TASK DETAILS
Locate each line below that includes "color" and reproduce it.

SUPPLIED DATA
====================
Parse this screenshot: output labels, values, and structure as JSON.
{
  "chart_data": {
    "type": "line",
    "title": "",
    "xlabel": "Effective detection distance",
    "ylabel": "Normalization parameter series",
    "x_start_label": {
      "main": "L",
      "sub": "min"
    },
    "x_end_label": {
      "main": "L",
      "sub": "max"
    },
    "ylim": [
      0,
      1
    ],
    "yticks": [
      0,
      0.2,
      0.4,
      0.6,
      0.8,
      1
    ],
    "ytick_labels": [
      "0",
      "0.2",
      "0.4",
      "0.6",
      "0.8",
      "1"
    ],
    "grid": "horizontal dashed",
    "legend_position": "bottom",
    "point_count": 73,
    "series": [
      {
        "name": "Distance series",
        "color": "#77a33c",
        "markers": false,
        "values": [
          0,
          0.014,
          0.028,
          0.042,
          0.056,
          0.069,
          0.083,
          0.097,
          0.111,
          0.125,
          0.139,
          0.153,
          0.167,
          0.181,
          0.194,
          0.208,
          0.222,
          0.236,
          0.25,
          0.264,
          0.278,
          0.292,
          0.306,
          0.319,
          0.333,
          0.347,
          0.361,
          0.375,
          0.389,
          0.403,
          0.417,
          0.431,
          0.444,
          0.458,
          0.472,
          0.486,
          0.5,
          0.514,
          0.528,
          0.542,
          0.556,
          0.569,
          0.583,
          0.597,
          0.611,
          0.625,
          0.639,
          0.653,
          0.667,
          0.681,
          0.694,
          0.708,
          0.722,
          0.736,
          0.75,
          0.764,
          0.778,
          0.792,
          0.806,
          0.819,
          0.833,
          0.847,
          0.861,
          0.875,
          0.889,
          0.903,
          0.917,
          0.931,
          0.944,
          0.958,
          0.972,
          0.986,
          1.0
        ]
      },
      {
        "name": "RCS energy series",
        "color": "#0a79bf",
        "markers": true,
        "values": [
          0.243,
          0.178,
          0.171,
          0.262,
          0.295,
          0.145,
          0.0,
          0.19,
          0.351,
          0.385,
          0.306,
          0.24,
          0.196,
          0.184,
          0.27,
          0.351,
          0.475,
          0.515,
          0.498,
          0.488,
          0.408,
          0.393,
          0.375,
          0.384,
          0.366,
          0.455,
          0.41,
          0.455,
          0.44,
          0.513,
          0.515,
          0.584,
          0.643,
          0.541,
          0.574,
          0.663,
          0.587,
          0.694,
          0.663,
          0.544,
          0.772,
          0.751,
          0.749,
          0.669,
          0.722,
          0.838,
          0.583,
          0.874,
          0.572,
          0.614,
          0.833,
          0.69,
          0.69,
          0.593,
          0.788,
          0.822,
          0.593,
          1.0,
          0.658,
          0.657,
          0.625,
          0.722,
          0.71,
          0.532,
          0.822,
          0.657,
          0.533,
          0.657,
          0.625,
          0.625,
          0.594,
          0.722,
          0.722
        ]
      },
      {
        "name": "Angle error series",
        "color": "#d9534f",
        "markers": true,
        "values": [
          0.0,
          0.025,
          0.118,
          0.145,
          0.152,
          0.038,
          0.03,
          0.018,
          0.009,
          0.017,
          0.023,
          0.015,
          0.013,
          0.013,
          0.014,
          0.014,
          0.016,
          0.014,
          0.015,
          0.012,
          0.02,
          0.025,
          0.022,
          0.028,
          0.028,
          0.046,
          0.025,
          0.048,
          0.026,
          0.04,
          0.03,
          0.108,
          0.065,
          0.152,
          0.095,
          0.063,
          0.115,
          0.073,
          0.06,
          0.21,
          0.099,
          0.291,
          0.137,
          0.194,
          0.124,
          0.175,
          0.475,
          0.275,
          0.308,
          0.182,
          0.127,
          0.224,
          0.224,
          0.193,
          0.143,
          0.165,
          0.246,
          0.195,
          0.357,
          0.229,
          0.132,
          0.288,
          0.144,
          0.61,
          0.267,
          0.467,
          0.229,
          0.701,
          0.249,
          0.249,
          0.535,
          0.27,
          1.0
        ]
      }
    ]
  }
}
====================
WRITTEN SOLUTION
        "color": "#77a33c",
        "color": "#0a79bf",
        "color": "#d9534f",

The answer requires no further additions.